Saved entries
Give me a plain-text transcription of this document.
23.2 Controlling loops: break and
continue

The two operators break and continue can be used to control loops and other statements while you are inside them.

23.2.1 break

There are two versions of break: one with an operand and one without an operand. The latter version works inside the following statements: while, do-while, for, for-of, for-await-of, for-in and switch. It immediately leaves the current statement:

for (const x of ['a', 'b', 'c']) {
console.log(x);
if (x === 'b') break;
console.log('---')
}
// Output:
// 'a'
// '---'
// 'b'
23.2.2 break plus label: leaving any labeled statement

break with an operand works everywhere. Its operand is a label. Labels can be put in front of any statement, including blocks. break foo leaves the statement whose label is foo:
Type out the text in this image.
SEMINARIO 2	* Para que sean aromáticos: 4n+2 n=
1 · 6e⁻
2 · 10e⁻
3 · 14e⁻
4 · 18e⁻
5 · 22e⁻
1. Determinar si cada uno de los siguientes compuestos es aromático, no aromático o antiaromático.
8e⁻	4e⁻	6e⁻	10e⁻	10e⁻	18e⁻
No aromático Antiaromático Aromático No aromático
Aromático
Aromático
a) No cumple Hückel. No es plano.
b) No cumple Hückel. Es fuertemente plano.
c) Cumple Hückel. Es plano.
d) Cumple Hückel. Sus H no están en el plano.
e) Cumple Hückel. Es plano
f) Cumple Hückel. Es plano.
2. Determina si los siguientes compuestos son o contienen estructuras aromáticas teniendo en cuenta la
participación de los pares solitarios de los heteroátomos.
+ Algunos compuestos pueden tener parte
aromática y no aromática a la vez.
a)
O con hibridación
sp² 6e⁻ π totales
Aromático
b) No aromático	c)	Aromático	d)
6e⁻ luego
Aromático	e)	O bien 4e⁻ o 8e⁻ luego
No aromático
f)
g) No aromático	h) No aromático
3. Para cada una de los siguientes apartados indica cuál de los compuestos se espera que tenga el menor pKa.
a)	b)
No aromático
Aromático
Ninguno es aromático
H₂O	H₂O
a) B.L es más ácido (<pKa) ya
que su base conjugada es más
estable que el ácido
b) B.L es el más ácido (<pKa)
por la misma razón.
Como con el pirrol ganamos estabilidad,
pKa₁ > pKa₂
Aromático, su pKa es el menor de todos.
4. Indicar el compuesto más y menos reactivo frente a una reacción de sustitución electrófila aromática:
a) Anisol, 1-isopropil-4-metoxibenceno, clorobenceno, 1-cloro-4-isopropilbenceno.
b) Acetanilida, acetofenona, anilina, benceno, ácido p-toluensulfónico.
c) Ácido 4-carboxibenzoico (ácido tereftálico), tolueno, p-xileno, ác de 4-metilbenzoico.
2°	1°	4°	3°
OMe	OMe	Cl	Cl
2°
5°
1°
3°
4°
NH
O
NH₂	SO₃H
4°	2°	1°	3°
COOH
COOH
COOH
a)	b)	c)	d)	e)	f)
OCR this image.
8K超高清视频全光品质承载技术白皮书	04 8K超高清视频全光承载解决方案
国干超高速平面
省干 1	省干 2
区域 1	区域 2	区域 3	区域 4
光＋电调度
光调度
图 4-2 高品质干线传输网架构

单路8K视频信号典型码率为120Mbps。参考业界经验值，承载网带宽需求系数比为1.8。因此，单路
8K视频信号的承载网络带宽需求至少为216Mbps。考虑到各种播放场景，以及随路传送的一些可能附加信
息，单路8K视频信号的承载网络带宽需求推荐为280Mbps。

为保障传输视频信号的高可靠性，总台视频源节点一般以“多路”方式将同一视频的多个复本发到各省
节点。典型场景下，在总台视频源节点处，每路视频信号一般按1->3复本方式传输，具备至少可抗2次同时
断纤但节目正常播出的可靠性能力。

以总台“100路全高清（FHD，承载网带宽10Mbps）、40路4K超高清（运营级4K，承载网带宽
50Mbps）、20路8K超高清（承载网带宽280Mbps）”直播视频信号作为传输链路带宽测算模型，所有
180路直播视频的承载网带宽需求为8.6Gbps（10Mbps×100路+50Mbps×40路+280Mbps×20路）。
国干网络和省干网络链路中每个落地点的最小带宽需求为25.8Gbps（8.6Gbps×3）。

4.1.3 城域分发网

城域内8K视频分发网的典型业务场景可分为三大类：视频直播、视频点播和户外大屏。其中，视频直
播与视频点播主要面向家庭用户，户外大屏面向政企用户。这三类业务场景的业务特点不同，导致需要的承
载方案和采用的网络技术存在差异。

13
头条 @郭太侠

TASK: Retype each record exactly, leaving nothing out.

RESPONSE TO THE TASK:
Give me a plain-text transcription of this document.
23.2 Controlling loops: break and
continue

The two operators break and continue can be used to control loops and other statements while you are inside them.

23.2.1 break

There are two versions of break: one with an operand and one without an operand. The latter version works inside the following statements: while, do-while, for, for-of, for-await-of, for-in and switch. It immediately leaves the current statement:

for (const x of ['a', 'b', 'c']) {
console.log(x);
if (x === 'b') break;
console.log('---')
}
// Output:
// 'a'
// '---'
// 'b'
23.2.2 break plus label: leaving any labeled statement

break with an operand works everywhere. Its operand is a label. Labels can be put in front of any statement, including blocks. break foo leaves the statement whose label is foo:
Type out the text in this image.
SEMINARIO 2	* Para que sean aromáticos: 4n+2 n=
1 · 6e⁻
2 · 10e⁻
3 · 14e⁻
4 · 18e⁻
5 · 22e⁻
1. Determinar si cada uno de los siguientes compuestos es aromático, no aromático o antiaromático.
8e⁻	4e⁻	6e⁻	10e⁻	10e⁻	18e⁻
No aromático Antiaromático Aromático No aromático
Aromático
Aromático
a) No cumple Hückel. No es plano.
b) No cumple Hückel. Es fuertemente plano.
c) Cumple Hückel. Es plano.
d) Cumple Hückel. Sus H no están en el plano.
e) Cumple Hückel. Es plano
f) Cumple Hückel. Es plano.
2. Determina si los siguientes compuestos son o contienen estructuras aromáticas teniendo en cuenta la
participación de los pares solitarios de los heteroátomos.
+ Algunos compuestos pueden tener parte
aromática y no aromática a la vez.
a)
O con hibridación
sp² 6e⁻ π totales
Aromático
b) No aromático	c)	Aromático	d)
6e⁻ luego
Aromático	e)	O bien 4e⁻ o 8e⁻ luego
No aromático
f)
g) No aromático	h) No aromático
3. Para cada una de los siguientes apartados indica cuál de los compuestos se espera que tenga el menor pKa.
a)	b)
No aromático
Aromático
Ninguno es aromático
H₂O	H₂O
a) B.L es más ácido (<pKa) ya
que su base conjugada es más
estable que el ácido
b) B.L es el más ácido (<pKa)
por la misma razón.
Como con el pirrol ganamos estabilidad,
pKa₁ > pKa₂
Aromático, su pKa es el menor de todos.
4. Indicar el compuesto más y menos reactivo frente a una reacción de sustitución electrófila aromática:
a) Anisol, 1-isopropil-4-metoxibenceno, clorobenceno, 1-cloro-4-isopropilbenceno.
b) Acetanilida, acetofenona, anilina, benceno, ácido p-toluensulfónico.
c) Ácido 4-carboxibenzoico (ácido tereftálico), tolueno, p-xileno, ác de 4-metilbenzoico.
2°	1°	4°	3°
OMe	OMe	Cl	Cl
2°
5°
1°
3°
4°
NH
O
NH₂	SO₃H
4°	2°	1°	3°
COOH
COOH
COOH
a)	b)	c)	d)	e)	f)
OCR this image.
8K超高清视频全光品质承载技术白皮书	04 8K超高清视频全光承载解决方案
国干超高速平面
省干 1	省干 2
区域 1	区域 2	区域 3	区域 4
光＋电调度
光调度
图 4-2 高品质干线传输网架构

单路8K视频信号典型码率为120Mbps。参考业界经验值，承载网带宽需求系数比为1.8。因此，单路
8K视频信号的承载网络带宽需求至少为216Mbps。考虑到各种播放场景，以及随路传送的一些可能附加信
息，单路8K视频信号的承载网络带宽需求推荐为280Mbps。

为保障传输视频信号的高可靠性，总台视频源节点一般以“多路”方式将同一视频的多个复本发到各省
节点。典型场景下，在总台视频源节点处，每路视频信号一般按1->3复本方式传输，具备至少可抗2次同时
断纤但节目正常播出的可靠性能力。

以总台“100路全高清（FHD，承载网带宽10Mbps）、40路4K超高清（运营级4K，承载网带宽
50Mbps）、20路8K超高清（承载网带宽280Mbps）”直播视频信号作为传输链路带宽测算模型，所有
180路直播视频的承载网带宽需求为8.6Gbps（10Mbps×100路+50Mbps×40路+280Mbps×20路）。
国干网络和省干网络链路中每个落地点的最小带宽需求为25.8Gbps（8.6Gbps×3）。

4.1.3 城域分发网

城域内8K视频分发网的典型业务场景可分为三大类：视频直播、视频点播和户外大屏。其中，视频直
播与视频点播主要面向家庭用户，户外大屏面向政企用户。这三类业务场景的业务特点不同，导致需要的承
载方案和采用的网络技术存在差异。

13
头条 @郭太侠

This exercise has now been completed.